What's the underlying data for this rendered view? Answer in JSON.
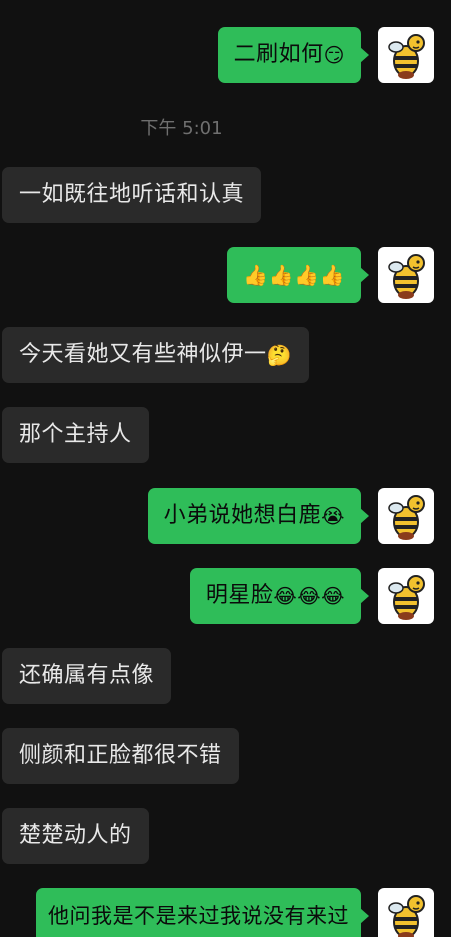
{
  "timestamp": "下午 5:01",
  "messages": [
    {
      "side": "out",
      "text": "二刷如何",
      "emoji": "😏"
    },
    {
      "side": "in",
      "text": "一如既往地听话和认真"
    },
    {
      "side": "out",
      "text": "",
      "emoji": "👍👍👍👍"
    },
    {
      "side": "in",
      "text": "今天看她又有些神似伊一",
      "emoji": "🤔"
    },
    {
      "side": "in",
      "text": "那个主持人"
    },
    {
      "side": "out",
      "text": "小弟说她想白鹿",
      "emoji": "😭"
    },
    {
      "side": "out",
      "text": "明星脸",
      "emoji": "😂😂😂"
    },
    {
      "side": "in",
      "text": "还确属有点像"
    },
    {
      "side": "in",
      "text": "侧颜和正脸都很不错"
    },
    {
      "side": "in",
      "text": "楚楚动人的"
    },
    {
      "side": "out",
      "text": "他问我是不是来过我说没有来过"
    }
  ],
  "avatar_icon": "bee-avatar-icon",
  "colors": {
    "background": "#111111",
    "outgoing_bubble": "#2fbd59",
    "incoming_bubble": "#2a2a2a",
    "timestamp": "#6f6f6f"
  }
}
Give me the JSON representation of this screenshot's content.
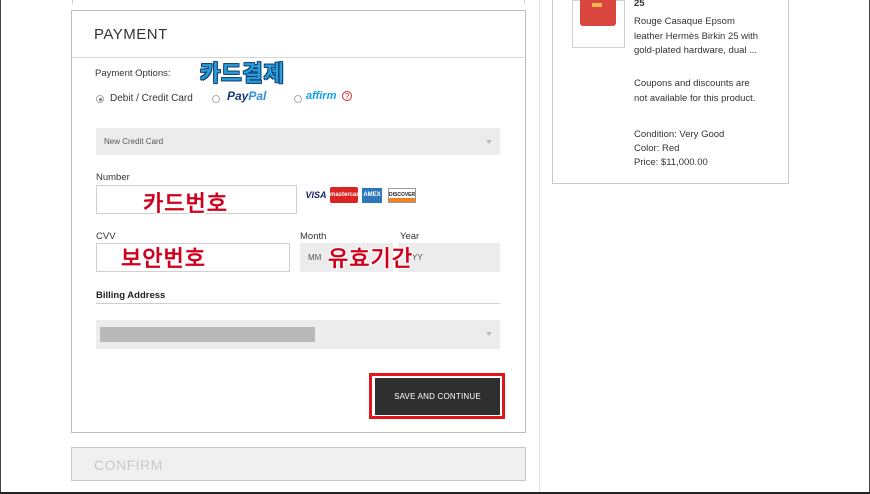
{
  "payment": {
    "title": "PAYMENT",
    "options_label": "Payment Options:",
    "option_card": "Debit / Credit Card",
    "option_paypal_1": "Pay",
    "option_paypal_2": "Pal",
    "option_affirm": "affirm",
    "help": "?",
    "saved_card_select": "New Credit Card",
    "number_label": "Number",
    "cvv_label": "CVV",
    "month_label": "Month",
    "year_label": "Year",
    "month_placeholder": "MM",
    "year_placeholder": "YY",
    "card_brands": [
      "VISA",
      "mastercard",
      "AMEX",
      "DISCOVER"
    ],
    "billing_label": "Billing Address",
    "save_button": "SAVE AND CONTINUE"
  },
  "confirm": {
    "title": "CONFIRM"
  },
  "annotations": {
    "card_payment": "카드결제",
    "card_number": "카드번호",
    "security_code": "보안번호",
    "expiry": "유효기간"
  },
  "summary": {
    "title_tail": "25",
    "description": "Rouge Casaque Epsom leather Hermès Birkin 25 with gold-plated hardware, dual ...",
    "coupon_note": "Coupons and discounts are not available for this product.",
    "condition": "Condition: Very Good",
    "color": "Color: Red",
    "price": "Price: $11,000.00"
  },
  "colors": {
    "highlight_red": "#e4141b",
    "annotation_red": "#d0001d",
    "annotation_blue": "#2a9fd6",
    "button_dark": "#2f2f2f"
  }
}
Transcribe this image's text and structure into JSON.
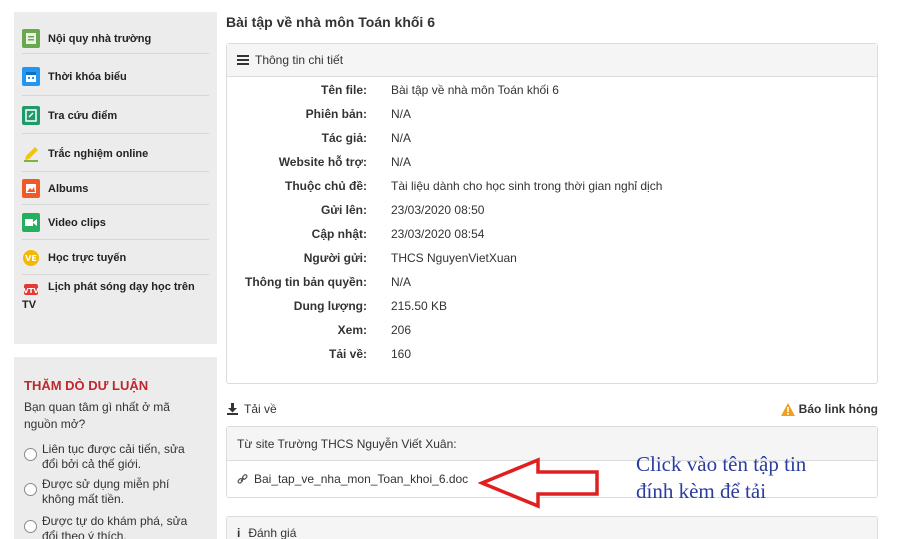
{
  "sidebar": {
    "menu": [
      {
        "label": "Nội quy nhà trường",
        "icon": "rules-book-icon",
        "color": "#6aa84f"
      },
      {
        "label": "Thời khóa biểu",
        "icon": "calendar-icon",
        "color": "#2196f3"
      },
      {
        "label": "Tra cứu điểm",
        "icon": "edit-note-icon",
        "color": "#1e9a6b"
      },
      {
        "label": "Trắc nghiệm online",
        "icon": "pencil-icon",
        "color": "#f1c40f"
      },
      {
        "label": "Albums",
        "icon": "album-icon",
        "color": "#f05a28"
      },
      {
        "label": "Video clips",
        "icon": "video-icon",
        "color": "#27ae60"
      },
      {
        "label": "Học trực tuyến",
        "icon": "online-learning-icon",
        "color": "#f5b700"
      },
      {
        "label": "Lịch phát sóng dạy học trên TV",
        "icon": "tv-schedule-icon",
        "color": "#e53935"
      }
    ],
    "survey": {
      "title": "THĂM DÒ DƯ LUẬN",
      "question": "Bạn quan tâm gì nhất ở mã nguồn mở?",
      "options": [
        "Liên tục được cải tiến, sửa đổi bởi cả thế giới.",
        "Được sử dụng miễn phí không mất tiền.",
        "Được tự do khám phá, sửa đổi theo ý thích."
      ]
    }
  },
  "main": {
    "title": "Bài tập về nhà môn Toán khối 6",
    "details_panel": {
      "heading": "Thông tin chi tiết",
      "rows": [
        {
          "label": "Tên file:",
          "value": "Bài tập về nhà môn Toán khối 6"
        },
        {
          "label": "Phiên bản:",
          "value": "N/A"
        },
        {
          "label": "Tác giả:",
          "value": "N/A"
        },
        {
          "label": "Website hỗ trợ:",
          "value": "N/A"
        },
        {
          "label": "Thuộc chủ đề:",
          "value": "Tài liệu dành cho học sinh trong thời gian nghỉ dịch"
        },
        {
          "label": "Gửi lên:",
          "value": "23/03/2020 08:50"
        },
        {
          "label": "Cập nhật:",
          "value": "23/03/2020 08:54"
        },
        {
          "label": "Người gửi:",
          "value": "THCS NguyenVietXuan"
        },
        {
          "label": "Thông tin bản quyền:",
          "value": "N/A"
        },
        {
          "label": "Dung lượng:",
          "value": "215.50 KB"
        },
        {
          "label": "Xem:",
          "value": "206"
        },
        {
          "label": "Tải về:",
          "value": "160"
        }
      ]
    },
    "download": {
      "heading": "Tải về",
      "report_link": "Báo link hỏng",
      "source_label": "Từ site Trường THCS Nguyễn Viết Xuân:",
      "file_link": "Bai_tap_ve_nha_mon_Toan_khoi_6.doc"
    },
    "rating_panel": {
      "heading": "Đánh giá"
    }
  },
  "annotation": {
    "text_line1": "Click vào tên tập tin",
    "text_line2": "đính kèm để tải",
    "text_color": "#2a3c9e",
    "arrow_color": "#e0201f"
  }
}
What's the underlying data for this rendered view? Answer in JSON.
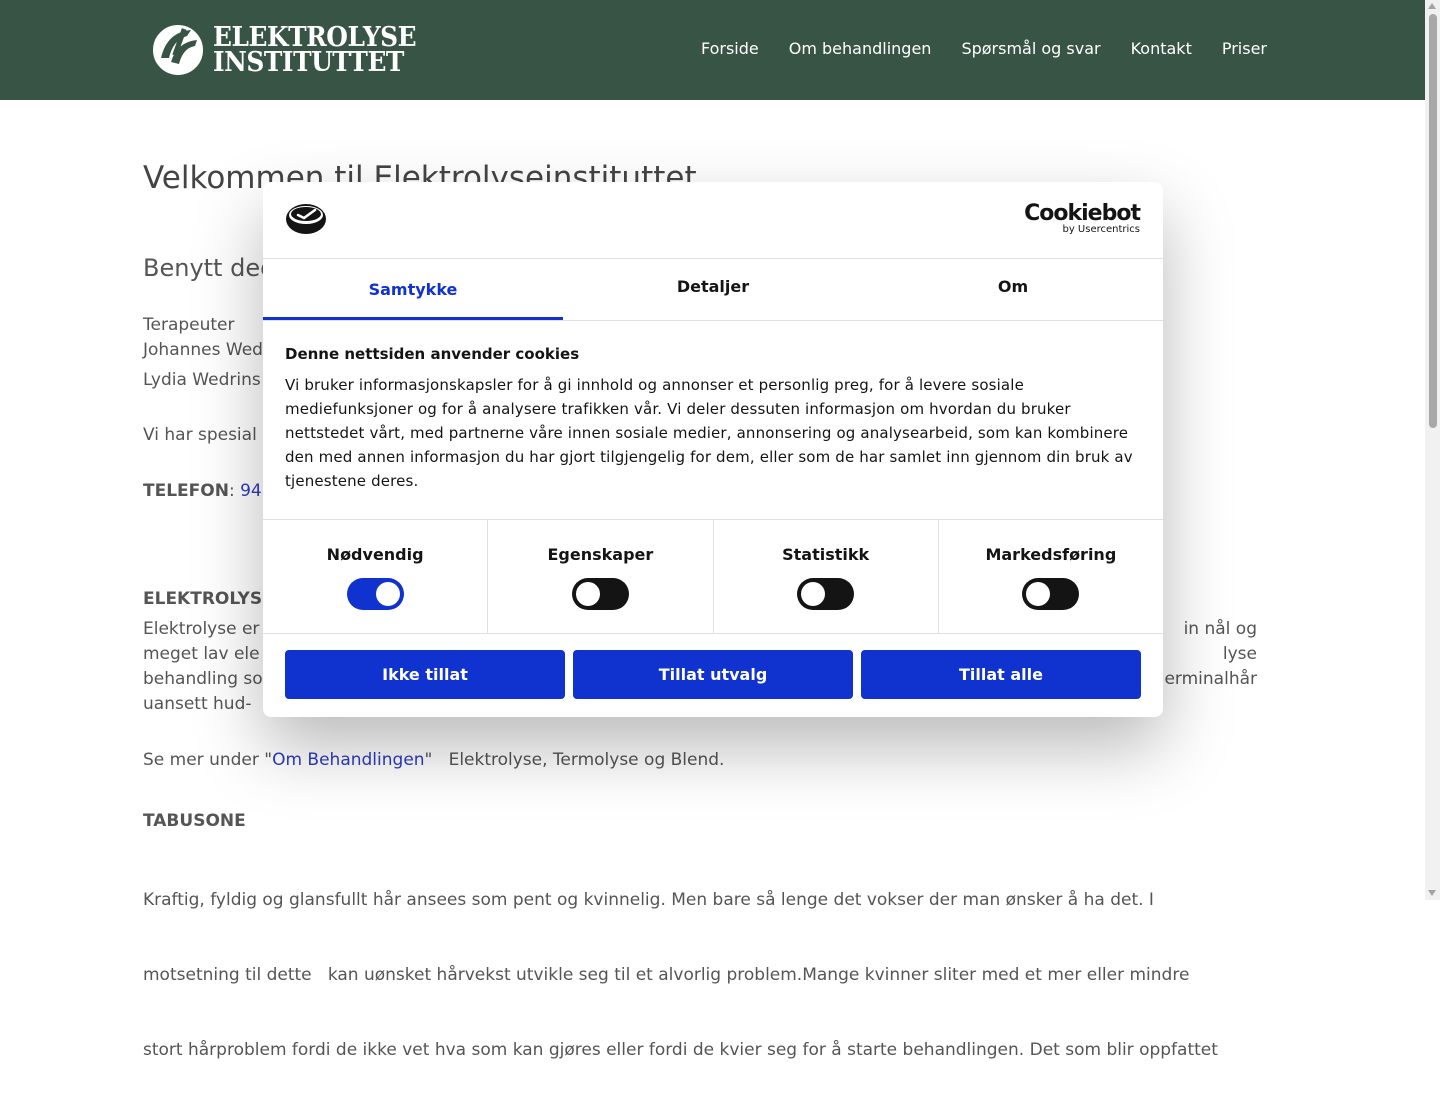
{
  "header": {
    "logo_line1": "ELEKTROLYSE",
    "logo_line2": "INSTITUTTET",
    "nav": [
      "Forside",
      "Om behandlingen",
      "Spørsmål og svar",
      "Kontakt",
      "Priser"
    ]
  },
  "page": {
    "heading": "Velkommen til Elektrolyseinstituttet",
    "subheading": "Benytt deg",
    "therapists_label": "Terapeuter",
    "therapist1": "Johannes Wed",
    "therapist2": "Lydia Wedrins",
    "special": "Vi har spesial",
    "phone_label": "TELEFON",
    "phone_sep": ":",
    "phone_value": "94",
    "section1_title": "ELEKTROLYS",
    "section1_lines": [
      "Elektrolyse er",
      "meget lav ele",
      "behandling so",
      "uansett hud-"
    ],
    "section1_right": [
      "in nål og",
      "lyse",
      "erminalhår"
    ],
    "see_more_prefix": "Se mer under \"",
    "see_more_link": "Om Behandlingen",
    "see_more_suffix": "\"   Elektrolyse, Termolyse og Blend.",
    "section2_title": "TABUSONE",
    "section2_line1": "Kraftig, fyldig og glansfullt hår ansees som pent og kvinnelig. Men bare så lenge det vokser der man ønsker å ha det. I",
    "section2_line2": "motsetning til dette   kan uønsket hårvekst utvikle seg til et alvorlig problem.Mange kvinner sliter med et mer eller mindre",
    "section2_line3": "stort hårproblem fordi de ikke vet hva som kan gjøres eller fordi de kvier seg for å starte behandlingen. Det som blir oppfattet"
  },
  "cookie": {
    "brand_name": "Cookiebot",
    "brand_sub": "by Usercentrics",
    "tabs": [
      "Samtykke",
      "Detaljer",
      "Om"
    ],
    "active_tab": "Samtykke",
    "title": "Denne nettsiden anvender cookies",
    "text": "Vi bruker informasjonskapsler for å gi innhold og annonser et personlig preg, for å levere sosiale mediefunksjoner og for å analysere trafikken vår. Vi deler dessuten informasjon om hvordan du bruker nettstedet vårt, med partnerne våre innen sosiale medier, annonsering og analysearbeid, som kan kombinere den med annen informasjon du har gjort tilgjengelig for dem, eller som de har samlet inn gjennom din bruk av tjenestene deres.",
    "toggles": [
      {
        "label": "Nødvendig",
        "on": true
      },
      {
        "label": "Egenskaper",
        "on": false
      },
      {
        "label": "Statistikk",
        "on": false
      },
      {
        "label": "Markedsføring",
        "on": false
      }
    ],
    "buttons": [
      "Ikke tillat",
      "Tillat utvalg",
      "Tillat alle"
    ]
  },
  "colors": {
    "header_bg": "#385445",
    "accent": "#1032cf",
    "link": "#2c3cbb"
  }
}
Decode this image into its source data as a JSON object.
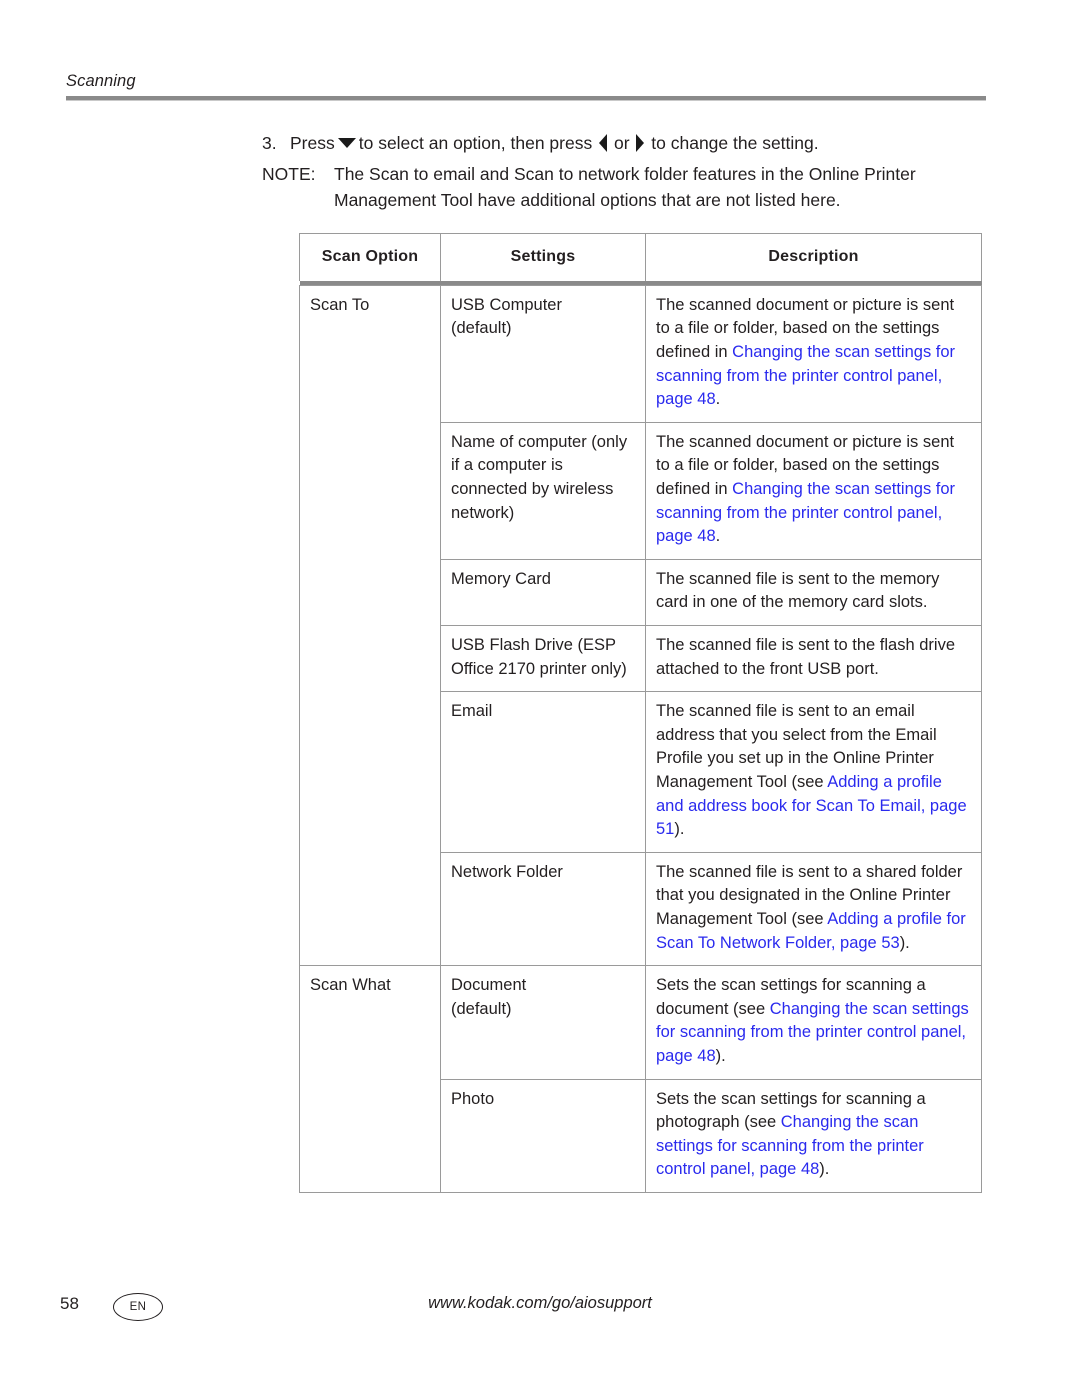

● Request: Gather all lines from the listing above in which "online" occurs.

● Written answer:
        "label": "Trắc nghiệm online",
        "icon": "online-learning-icon",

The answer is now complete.